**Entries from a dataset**
******

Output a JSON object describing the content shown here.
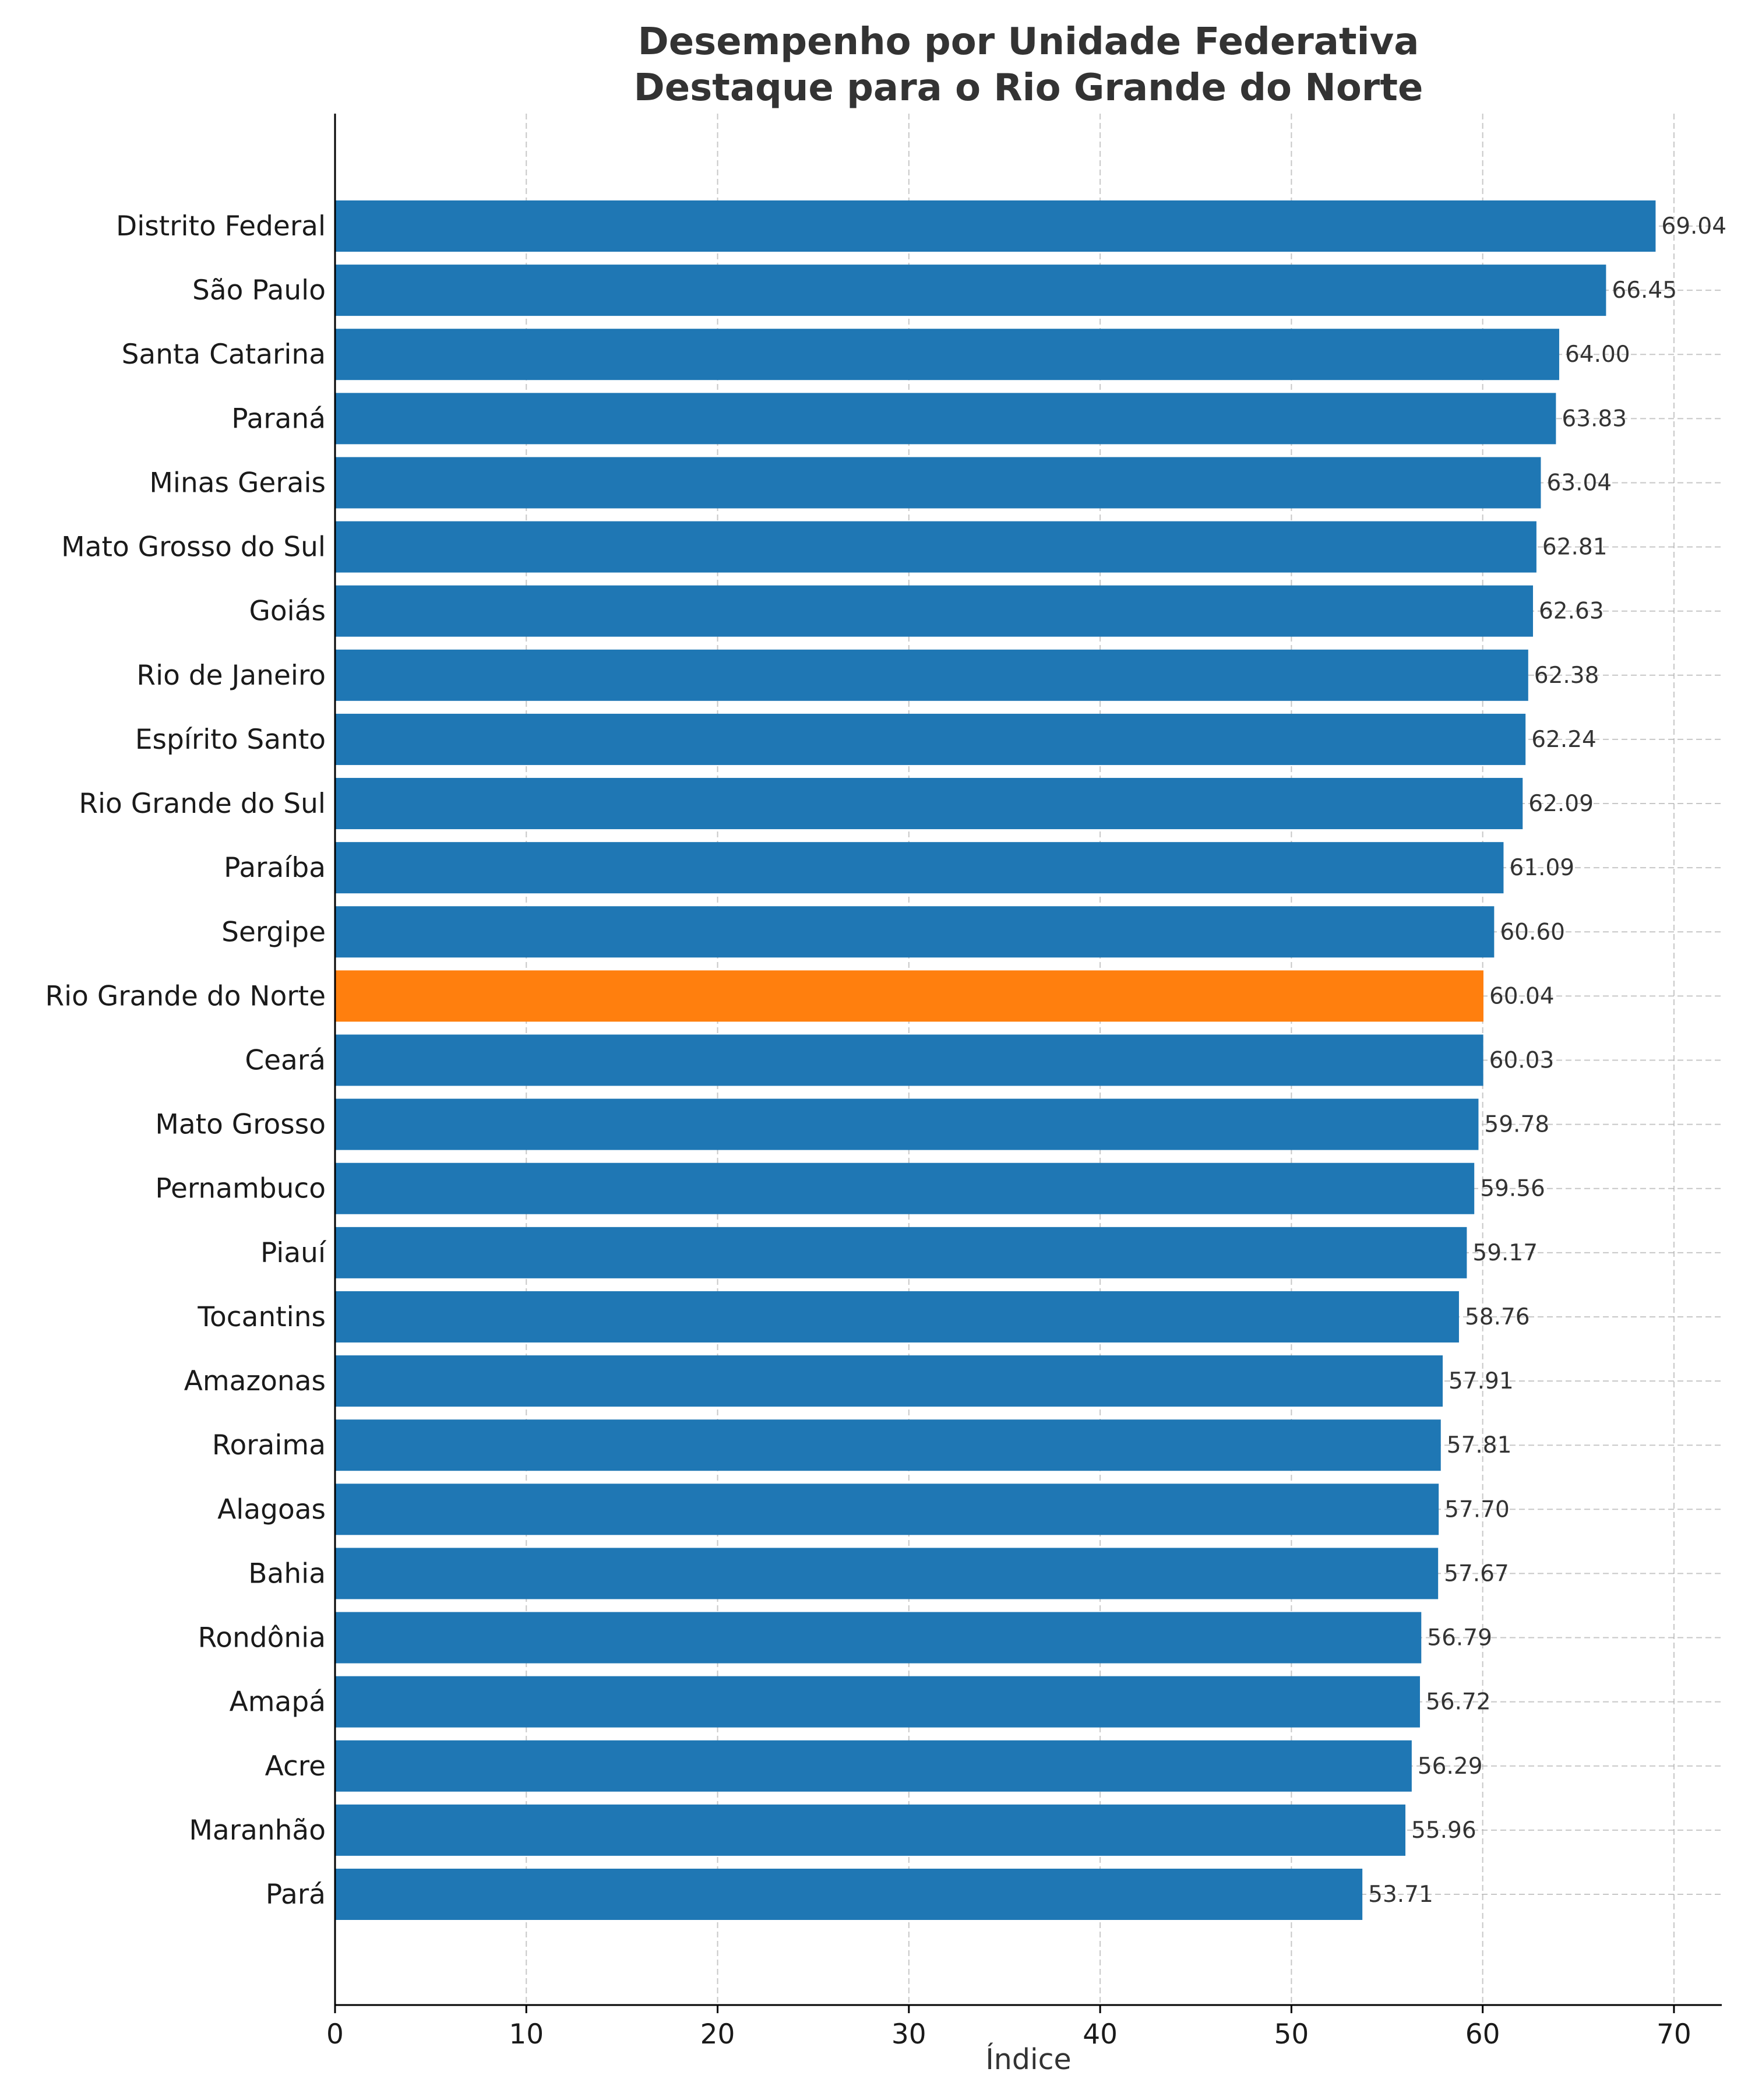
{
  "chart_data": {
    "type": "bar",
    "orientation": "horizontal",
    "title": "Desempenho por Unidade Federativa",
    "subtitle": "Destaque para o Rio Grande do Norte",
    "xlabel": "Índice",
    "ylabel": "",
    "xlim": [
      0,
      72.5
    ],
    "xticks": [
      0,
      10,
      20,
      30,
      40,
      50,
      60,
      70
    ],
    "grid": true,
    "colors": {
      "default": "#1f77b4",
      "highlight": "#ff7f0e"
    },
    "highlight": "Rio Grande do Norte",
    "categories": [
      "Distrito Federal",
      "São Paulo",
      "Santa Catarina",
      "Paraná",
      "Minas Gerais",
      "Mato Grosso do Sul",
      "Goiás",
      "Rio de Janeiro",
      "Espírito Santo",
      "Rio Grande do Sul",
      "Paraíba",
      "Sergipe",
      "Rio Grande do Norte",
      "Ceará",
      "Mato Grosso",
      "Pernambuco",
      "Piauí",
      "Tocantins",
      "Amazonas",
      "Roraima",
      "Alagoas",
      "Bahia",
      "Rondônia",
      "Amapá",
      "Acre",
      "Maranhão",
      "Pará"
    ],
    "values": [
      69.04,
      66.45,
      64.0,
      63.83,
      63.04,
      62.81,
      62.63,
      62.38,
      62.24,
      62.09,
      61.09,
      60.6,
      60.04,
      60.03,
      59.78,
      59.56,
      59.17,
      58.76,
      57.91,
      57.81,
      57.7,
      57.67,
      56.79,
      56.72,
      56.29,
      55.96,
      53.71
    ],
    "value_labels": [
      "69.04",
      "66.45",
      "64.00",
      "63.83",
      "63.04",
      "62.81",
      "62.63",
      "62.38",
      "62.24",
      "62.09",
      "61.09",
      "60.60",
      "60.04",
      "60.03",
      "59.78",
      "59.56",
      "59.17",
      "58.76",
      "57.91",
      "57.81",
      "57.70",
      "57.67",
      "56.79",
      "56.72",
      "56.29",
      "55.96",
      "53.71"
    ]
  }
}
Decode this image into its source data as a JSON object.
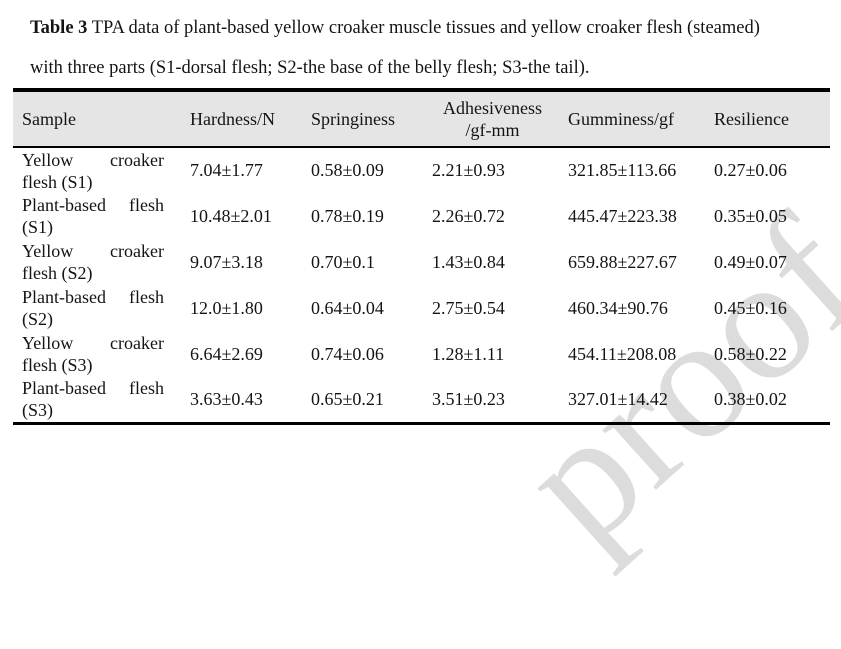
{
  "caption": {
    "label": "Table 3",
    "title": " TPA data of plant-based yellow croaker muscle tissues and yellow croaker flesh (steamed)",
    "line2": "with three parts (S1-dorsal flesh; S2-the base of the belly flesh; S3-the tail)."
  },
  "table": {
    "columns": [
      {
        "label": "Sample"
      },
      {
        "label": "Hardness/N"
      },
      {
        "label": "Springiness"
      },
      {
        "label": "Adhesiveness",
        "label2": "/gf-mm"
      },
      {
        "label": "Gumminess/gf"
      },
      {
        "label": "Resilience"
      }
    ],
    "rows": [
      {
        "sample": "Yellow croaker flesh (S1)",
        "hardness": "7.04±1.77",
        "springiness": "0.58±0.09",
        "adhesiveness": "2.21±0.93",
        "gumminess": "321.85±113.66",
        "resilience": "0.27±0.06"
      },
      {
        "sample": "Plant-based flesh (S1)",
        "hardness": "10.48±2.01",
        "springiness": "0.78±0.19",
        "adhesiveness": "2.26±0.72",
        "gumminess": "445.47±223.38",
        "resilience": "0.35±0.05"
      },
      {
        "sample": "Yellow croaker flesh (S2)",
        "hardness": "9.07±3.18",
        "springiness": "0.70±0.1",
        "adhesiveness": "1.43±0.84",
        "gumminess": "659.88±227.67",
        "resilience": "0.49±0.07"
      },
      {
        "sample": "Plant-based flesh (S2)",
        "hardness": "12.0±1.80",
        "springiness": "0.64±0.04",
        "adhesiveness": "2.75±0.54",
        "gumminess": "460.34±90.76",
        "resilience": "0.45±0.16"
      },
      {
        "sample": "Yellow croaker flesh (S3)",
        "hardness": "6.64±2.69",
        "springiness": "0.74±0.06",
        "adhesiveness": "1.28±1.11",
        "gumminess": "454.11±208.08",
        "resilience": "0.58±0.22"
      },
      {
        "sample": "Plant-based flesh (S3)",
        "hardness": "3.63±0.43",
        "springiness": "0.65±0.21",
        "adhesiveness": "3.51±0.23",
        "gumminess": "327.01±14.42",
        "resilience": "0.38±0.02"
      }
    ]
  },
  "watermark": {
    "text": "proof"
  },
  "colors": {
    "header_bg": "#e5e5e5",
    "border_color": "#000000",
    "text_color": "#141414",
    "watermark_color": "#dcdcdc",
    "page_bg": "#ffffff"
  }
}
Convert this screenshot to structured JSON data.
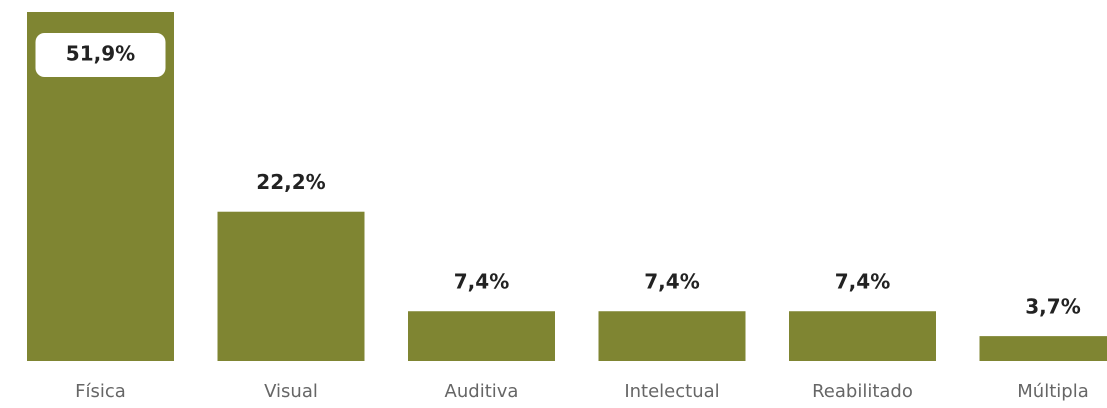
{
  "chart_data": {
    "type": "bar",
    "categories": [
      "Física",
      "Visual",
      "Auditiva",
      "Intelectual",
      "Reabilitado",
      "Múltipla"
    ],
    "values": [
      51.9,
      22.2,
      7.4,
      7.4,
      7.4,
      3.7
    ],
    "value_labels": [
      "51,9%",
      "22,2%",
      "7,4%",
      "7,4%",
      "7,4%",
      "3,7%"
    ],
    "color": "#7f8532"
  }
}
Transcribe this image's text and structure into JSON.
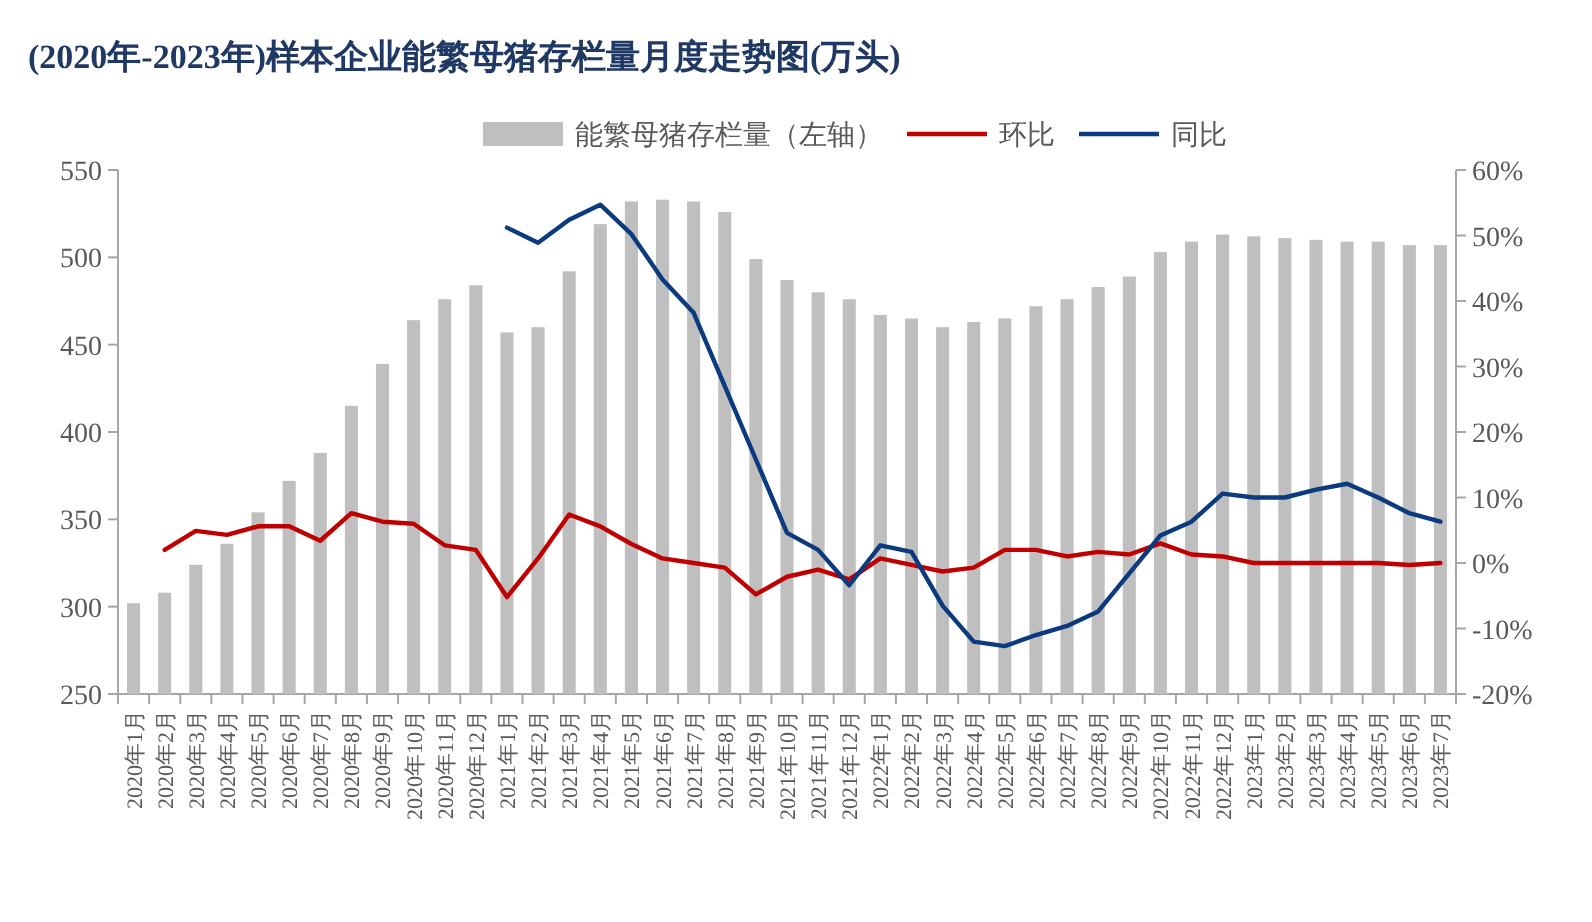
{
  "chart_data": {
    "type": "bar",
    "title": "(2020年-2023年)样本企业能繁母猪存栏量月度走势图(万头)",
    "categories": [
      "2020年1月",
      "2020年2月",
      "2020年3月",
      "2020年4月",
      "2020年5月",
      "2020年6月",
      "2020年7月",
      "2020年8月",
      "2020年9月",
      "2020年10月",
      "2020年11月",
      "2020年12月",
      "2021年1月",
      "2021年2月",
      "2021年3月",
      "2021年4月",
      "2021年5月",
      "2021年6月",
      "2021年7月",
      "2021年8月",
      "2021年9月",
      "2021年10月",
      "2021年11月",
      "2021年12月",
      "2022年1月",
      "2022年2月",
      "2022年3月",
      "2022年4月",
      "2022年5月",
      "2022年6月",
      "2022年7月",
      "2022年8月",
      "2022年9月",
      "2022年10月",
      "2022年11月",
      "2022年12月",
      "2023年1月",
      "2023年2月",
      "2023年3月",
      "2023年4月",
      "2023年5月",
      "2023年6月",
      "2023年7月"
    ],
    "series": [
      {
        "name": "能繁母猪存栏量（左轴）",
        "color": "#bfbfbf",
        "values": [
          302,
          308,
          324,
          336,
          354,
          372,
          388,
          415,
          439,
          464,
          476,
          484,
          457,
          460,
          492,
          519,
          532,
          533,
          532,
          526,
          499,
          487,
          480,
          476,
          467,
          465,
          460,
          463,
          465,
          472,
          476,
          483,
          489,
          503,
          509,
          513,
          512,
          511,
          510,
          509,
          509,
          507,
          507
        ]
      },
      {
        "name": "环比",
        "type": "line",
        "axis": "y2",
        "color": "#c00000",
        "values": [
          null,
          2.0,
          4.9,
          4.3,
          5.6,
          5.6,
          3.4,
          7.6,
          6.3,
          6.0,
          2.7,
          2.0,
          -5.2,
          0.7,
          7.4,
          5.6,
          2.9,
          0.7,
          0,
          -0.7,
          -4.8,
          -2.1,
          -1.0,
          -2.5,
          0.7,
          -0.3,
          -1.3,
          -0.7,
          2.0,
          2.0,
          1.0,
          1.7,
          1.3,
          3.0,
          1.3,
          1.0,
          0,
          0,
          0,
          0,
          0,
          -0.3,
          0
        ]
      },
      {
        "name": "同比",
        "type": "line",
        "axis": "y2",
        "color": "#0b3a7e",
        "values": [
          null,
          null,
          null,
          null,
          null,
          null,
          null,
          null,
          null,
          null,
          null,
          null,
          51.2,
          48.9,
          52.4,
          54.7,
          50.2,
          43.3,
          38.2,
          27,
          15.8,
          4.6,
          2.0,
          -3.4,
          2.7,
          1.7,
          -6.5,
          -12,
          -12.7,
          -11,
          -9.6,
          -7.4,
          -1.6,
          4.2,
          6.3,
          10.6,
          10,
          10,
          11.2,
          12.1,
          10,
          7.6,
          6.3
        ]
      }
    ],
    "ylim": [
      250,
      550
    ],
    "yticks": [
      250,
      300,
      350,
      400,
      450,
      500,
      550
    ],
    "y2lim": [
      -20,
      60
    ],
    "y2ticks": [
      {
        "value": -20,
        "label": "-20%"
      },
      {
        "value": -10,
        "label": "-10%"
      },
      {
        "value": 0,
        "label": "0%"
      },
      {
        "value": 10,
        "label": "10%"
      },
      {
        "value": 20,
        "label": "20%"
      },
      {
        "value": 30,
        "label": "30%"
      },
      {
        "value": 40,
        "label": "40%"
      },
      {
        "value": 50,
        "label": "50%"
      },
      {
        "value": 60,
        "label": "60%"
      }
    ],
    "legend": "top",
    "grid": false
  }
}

******

**The request**
Collect each line containing the string "this".

**Answer to the problem**
Decode this image into its source data as a JSON object.
Convert this screenshot to structured JSON data.
Transcribe this image's text and structure into JSON.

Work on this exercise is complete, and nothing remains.